(Items listed in a dataset)
----------------------------------------

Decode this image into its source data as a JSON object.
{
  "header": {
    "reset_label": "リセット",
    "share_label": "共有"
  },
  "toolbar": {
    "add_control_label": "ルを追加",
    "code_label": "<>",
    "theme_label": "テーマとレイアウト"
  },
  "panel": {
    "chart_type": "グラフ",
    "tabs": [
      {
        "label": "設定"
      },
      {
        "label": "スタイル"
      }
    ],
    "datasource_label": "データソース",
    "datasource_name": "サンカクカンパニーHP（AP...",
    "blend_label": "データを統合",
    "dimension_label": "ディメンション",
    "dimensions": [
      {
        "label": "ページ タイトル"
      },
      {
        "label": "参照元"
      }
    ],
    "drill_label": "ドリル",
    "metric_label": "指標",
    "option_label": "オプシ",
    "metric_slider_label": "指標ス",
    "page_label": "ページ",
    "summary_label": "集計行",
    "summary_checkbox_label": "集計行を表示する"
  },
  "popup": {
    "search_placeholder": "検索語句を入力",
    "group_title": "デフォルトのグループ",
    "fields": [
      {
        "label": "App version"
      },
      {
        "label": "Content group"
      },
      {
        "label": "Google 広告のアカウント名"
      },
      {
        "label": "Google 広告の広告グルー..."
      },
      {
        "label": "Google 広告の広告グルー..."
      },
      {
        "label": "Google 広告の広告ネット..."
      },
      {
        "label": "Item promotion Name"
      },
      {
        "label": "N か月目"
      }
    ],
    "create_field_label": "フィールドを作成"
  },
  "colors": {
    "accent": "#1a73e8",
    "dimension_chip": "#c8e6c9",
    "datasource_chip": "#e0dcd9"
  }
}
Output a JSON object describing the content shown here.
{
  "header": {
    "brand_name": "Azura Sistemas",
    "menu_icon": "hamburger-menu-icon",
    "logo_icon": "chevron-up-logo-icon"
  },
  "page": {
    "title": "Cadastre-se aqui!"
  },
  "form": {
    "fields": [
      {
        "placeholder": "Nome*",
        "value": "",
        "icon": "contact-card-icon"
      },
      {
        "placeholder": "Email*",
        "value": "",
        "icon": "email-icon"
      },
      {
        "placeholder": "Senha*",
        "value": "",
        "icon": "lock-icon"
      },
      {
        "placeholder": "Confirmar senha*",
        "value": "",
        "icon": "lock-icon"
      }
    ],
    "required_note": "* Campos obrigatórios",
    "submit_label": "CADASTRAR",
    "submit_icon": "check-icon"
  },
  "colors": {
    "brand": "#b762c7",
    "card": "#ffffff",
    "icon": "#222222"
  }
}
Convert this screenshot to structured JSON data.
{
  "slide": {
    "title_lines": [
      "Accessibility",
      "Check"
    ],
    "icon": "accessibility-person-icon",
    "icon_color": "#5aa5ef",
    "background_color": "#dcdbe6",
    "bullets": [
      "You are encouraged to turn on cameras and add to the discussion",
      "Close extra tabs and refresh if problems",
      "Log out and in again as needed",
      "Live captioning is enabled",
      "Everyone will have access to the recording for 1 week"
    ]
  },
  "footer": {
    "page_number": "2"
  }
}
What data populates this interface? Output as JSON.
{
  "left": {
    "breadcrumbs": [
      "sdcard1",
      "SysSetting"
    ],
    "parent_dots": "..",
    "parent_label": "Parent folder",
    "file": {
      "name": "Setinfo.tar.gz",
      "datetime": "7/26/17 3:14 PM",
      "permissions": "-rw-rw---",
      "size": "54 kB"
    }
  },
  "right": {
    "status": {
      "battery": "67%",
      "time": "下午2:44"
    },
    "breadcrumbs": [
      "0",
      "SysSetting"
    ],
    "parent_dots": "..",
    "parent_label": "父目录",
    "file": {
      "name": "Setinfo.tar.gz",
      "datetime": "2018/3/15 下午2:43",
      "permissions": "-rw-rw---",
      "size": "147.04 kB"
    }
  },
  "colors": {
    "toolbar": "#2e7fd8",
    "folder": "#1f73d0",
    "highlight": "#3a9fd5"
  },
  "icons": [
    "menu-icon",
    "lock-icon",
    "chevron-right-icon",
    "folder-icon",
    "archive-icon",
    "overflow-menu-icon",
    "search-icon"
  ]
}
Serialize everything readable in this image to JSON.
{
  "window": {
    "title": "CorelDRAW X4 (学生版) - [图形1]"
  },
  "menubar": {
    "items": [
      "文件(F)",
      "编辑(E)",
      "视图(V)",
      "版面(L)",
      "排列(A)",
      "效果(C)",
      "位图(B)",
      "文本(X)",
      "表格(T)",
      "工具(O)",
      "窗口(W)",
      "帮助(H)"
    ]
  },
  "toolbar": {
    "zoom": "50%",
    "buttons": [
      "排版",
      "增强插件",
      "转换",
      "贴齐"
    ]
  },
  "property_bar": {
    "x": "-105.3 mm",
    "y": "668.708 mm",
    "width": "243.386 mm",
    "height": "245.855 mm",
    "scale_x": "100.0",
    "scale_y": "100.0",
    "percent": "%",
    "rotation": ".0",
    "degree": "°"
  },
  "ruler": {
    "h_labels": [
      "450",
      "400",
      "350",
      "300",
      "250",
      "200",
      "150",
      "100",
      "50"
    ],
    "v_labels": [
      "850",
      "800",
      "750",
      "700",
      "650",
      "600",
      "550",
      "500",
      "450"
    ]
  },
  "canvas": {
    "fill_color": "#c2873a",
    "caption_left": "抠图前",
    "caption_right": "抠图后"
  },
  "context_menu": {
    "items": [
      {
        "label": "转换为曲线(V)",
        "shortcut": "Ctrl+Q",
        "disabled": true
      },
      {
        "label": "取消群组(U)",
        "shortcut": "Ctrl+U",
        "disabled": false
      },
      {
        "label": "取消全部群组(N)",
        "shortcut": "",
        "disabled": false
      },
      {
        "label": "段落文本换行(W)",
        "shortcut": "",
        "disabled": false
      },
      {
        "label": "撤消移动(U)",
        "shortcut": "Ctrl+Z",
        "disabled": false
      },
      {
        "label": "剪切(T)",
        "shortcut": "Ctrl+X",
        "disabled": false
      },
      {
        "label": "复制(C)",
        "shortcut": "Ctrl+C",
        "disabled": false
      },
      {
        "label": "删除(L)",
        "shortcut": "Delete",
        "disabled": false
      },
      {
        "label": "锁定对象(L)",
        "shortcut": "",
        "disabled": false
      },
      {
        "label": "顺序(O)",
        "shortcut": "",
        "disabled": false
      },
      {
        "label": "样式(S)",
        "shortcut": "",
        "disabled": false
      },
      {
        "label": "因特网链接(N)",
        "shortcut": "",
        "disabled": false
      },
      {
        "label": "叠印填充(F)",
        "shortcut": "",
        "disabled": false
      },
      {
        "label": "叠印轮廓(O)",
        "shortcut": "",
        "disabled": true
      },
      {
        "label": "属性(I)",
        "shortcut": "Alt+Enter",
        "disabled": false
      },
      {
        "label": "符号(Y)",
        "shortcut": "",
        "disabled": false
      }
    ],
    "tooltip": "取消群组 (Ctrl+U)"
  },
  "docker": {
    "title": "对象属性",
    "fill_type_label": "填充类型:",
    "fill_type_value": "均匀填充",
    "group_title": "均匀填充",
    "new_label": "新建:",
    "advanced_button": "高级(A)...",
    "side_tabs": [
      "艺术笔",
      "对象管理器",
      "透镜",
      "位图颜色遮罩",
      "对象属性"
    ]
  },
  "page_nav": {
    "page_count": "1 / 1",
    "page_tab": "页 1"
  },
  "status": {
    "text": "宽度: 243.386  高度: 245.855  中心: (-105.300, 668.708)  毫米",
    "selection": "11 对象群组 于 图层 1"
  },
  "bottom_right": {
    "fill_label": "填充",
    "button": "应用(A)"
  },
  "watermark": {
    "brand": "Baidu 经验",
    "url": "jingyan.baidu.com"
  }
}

----------------------------------------

§ **WRITTEN REQUEST**
Please output the entire listing exactly as it stands.

§ **RESPONSE**
Decode this image into its source data as a JSON object.
{
  "header": {
    "reset_label": "リセット",
    "share_label": "共有"
  },
  "toolbar": {
    "add_control_label": "ルを追加",
    "code_label": "<>",
    "theme_label": "テーマとレイアウト"
  },
  "panel": {
    "chart_type": "グラフ",
    "tabs": [
      {
        "label": "設定"
      },
      {
        "label": "スタイル"
      }
    ],
    "datasource_label": "データソース",
    "datasource_name": "サンカクカンパニーHP（AP...",
    "blend_label": "データを統合",
    "dimension_label": "ディメンション",
    "dimensions": [
      {
        "label": "ページ タイトル"
      },
      {
        "label": "参照元"
      }
    ],
    "drill_label": "ドリル",
    "metric_label": "指標",
    "option_label": "オプシ",
    "metric_slider_label": "指標ス",
    "page_label": "ページ",
    "summary_label": "集計行",
    "summary_checkbox_label": "集計行を表示する"
  },
  "popup": {
    "search_placeholder": "検索語句を入力",
    "group_title": "デフォルトのグループ",
    "fields": [
      {
        "label": "App version"
      },
      {
        "label": "Content group"
      },
      {
        "label": "Google 広告のアカウント名"
      },
      {
        "label": "Google 広告の広告グルー..."
      },
      {
        "label": "Google 広告の広告グルー..."
      },
      {
        "label": "Google 広告の広告ネット..."
      },
      {
        "label": "Item promotion Name"
      },
      {
        "label": "N か月目"
      }
    ],
    "create_field_label": "フィールドを作成"
  },
  "colors": {
    "accent": "#1a73e8",
    "dimension_chip": "#c8e6c9",
    "datasource_chip": "#e0dcd9"
  }
}
Output a JSON object describing the content shown here.
{
  "header": {
    "brand_name": "Azura Sistemas",
    "menu_icon": "hamburger-menu-icon",
    "logo_icon": "chevron-up-logo-icon"
  },
  "page": {
    "title": "Cadastre-se aqui!"
  },
  "form": {
    "fields": [
      {
        "placeholder": "Nome*",
        "value": "",
        "icon": "contact-card-icon"
      },
      {
        "placeholder": "Email*",
        "value": "",
        "icon": "email-icon"
      },
      {
        "placeholder": "Senha*",
        "value": "",
        "icon": "lock-icon"
      },
      {
        "placeholder": "Confirmar senha*",
        "value": "",
        "icon": "lock-icon"
      }
    ],
    "required_note": "* Campos obrigatórios",
    "submit_label": "CADASTRAR",
    "submit_icon": "check-icon"
  },
  "colors": {
    "brand": "#b762c7",
    "card": "#ffffff",
    "icon": "#222222"
  }
}
Convert this screenshot to structured JSON data.
{
  "slide": {
    "title_lines": [
      "Accessibility",
      "Check"
    ],
    "icon": "accessibility-person-icon",
    "icon_color": "#5aa5ef",
    "background_color": "#dcdbe6",
    "bullets": [
      "You are encouraged to turn on cameras and add to the discussion",
      "Close extra tabs and refresh if problems",
      "Log out and in again as needed",
      "Live captioning is enabled",
      "Everyone will have access to the recording for 1 week"
    ]
  },
  "footer": {
    "page_number": "2"
  }
}
What data populates this interface? Output as JSON.
{
  "left": {
    "breadcrumbs": [
      "sdcard1",
      "SysSetting"
    ],
    "parent_dots": "..",
    "parent_label": "Parent folder",
    "file": {
      "name": "Setinfo.tar.gz",
      "datetime": "7/26/17 3:14 PM",
      "permissions": "-rw-rw---",
      "size": "54 kB"
    }
  },
  "right": {
    "status": {
      "battery": "67%",
      "time": "下午2:44"
    },
    "breadcrumbs": [
      "0",
      "SysSetting"
    ],
    "parent_dots": "..",
    "parent_label": "父目录",
    "file": {
      "name": "Setinfo.tar.gz",
      "datetime": "2018/3/15 下午2:43",
      "permissions": "-rw-rw---",
      "size": "147.04 kB"
    }
  },
  "colors": {
    "toolbar": "#2e7fd8",
    "folder": "#1f73d0",
    "highlight": "#3a9fd5"
  },
  "icons": [
    "menu-icon",
    "lock-icon",
    "chevron-right-icon",
    "folder-icon",
    "archive-icon",
    "overflow-menu-icon",
    "search-icon"
  ]
}
Serialize everything readable in this image to JSON.
{
  "window": {
    "title": "CorelDRAW X4 (学生版) - [图形1]"
  },
  "menubar": {
    "items": [
      "文件(F)",
      "编辑(E)",
      "视图(V)",
      "版面(L)",
      "排列(A)",
      "效果(C)",
      "位图(B)",
      "文本(X)",
      "表格(T)",
      "工具(O)",
      "窗口(W)",
      "帮助(H)"
    ]
  },
  "toolbar": {
    "zoom": "50%",
    "buttons": [
      "排版",
      "增强插件",
      "转换",
      "贴齐"
    ]
  },
  "property_bar": {
    "x": "-105.3 mm",
    "y": "668.708 mm",
    "width": "243.386 mm",
    "height": "245.855 mm",
    "scale_x": "100.0",
    "scale_y": "100.0",
    "percent": "%",
    "rotation": ".0",
    "degree": "°"
  },
  "ruler": {
    "h_labels": [
      "450",
      "400",
      "350",
      "300",
      "250",
      "200",
      "150",
      "100",
      "50"
    ],
    "v_labels": [
      "850",
      "800",
      "750",
      "700",
      "650",
      "600",
      "550",
      "500",
      "450"
    ]
  },
  "canvas": {
    "fill_color": "#c2873a",
    "caption_left": "抠图前",
    "caption_right": "抠图后"
  },
  "context_menu": {
    "items": [
      {
        "label": "转换为曲线(V)",
        "shortcut": "Ctrl+Q",
        "disabled": true
      },
      {
        "label": "取消群组(U)",
        "shortcut": "Ctrl+U",
        "disabled": false
      },
      {
        "label": "取消全部群组(N)",
        "shortcut": "",
        "disabled": false
      },
      {
        "label": "段落文本换行(W)",
        "shortcut": "",
        "disabled": false
      },
      {
        "label": "撤消移动(U)",
        "shortcut": "Ctrl+Z",
        "disabled": false
      },
      {
        "label": "剪切(T)",
        "shortcut": "Ctrl+X",
        "disabled": false
      },
      {
        "label": "复制(C)",
        "shortcut": "Ctrl+C",
        "disabled": false
      },
      {
        "label": "删除(L)",
        "shortcut": "Delete",
        "disabled": false
      },
      {
        "label": "锁定对象(L)",
        "shortcut": "",
        "disabled": false
      },
      {
        "label": "顺序(O)",
        "shortcut": "",
        "disabled": false
      },
      {
        "label": "样式(S)",
        "shortcut": "",
        "disabled": false
      },
      {
        "label": "因特网链接(N)",
        "shortcut": "",
        "disabled": false
      },
      {
        "label": "叠印填充(F)",
        "shortcut": "",
        "disabled": false
      },
      {
        "label": "叠印轮廓(O)",
        "shortcut": "",
        "disabled": true
      },
      {
        "label": "属性(I)",
        "shortcut": "Alt+Enter",
        "disabled": false
      },
      {
        "label": "符号(Y)",
        "shortcut": "",
        "disabled": false
      }
    ],
    "tooltip": "取消群组 (Ctrl+U)"
  },
  "docker": {
    "title": "对象属性",
    "fill_type_label": "填充类型:",
    "fill_type_value": "均匀填充",
    "group_title": "均匀填充",
    "new_label": "新建:",
    "advanced_button": "高级(A)...",
    "side_tabs": [
      "艺术笔",
      "对象管理器",
      "透镜",
      "位图颜色遮罩",
      "对象属性"
    ]
  },
  "page_nav": {
    "page_count": "1 / 1",
    "page_tab": "页 1"
  },
  "status": {
    "text": "宽度: 243.386  高度: 245.855  中心: (-105.300, 668.708)  毫米",
    "selection": "11 对象群组 于 图层 1"
  },
  "bottom_right": {
    "fill_label": "填充",
    "button": "应用(A)"
  },
  "watermark": {
    "brand": "Baidu 经验",
    "url": "jingyan.baidu.com"
  }
}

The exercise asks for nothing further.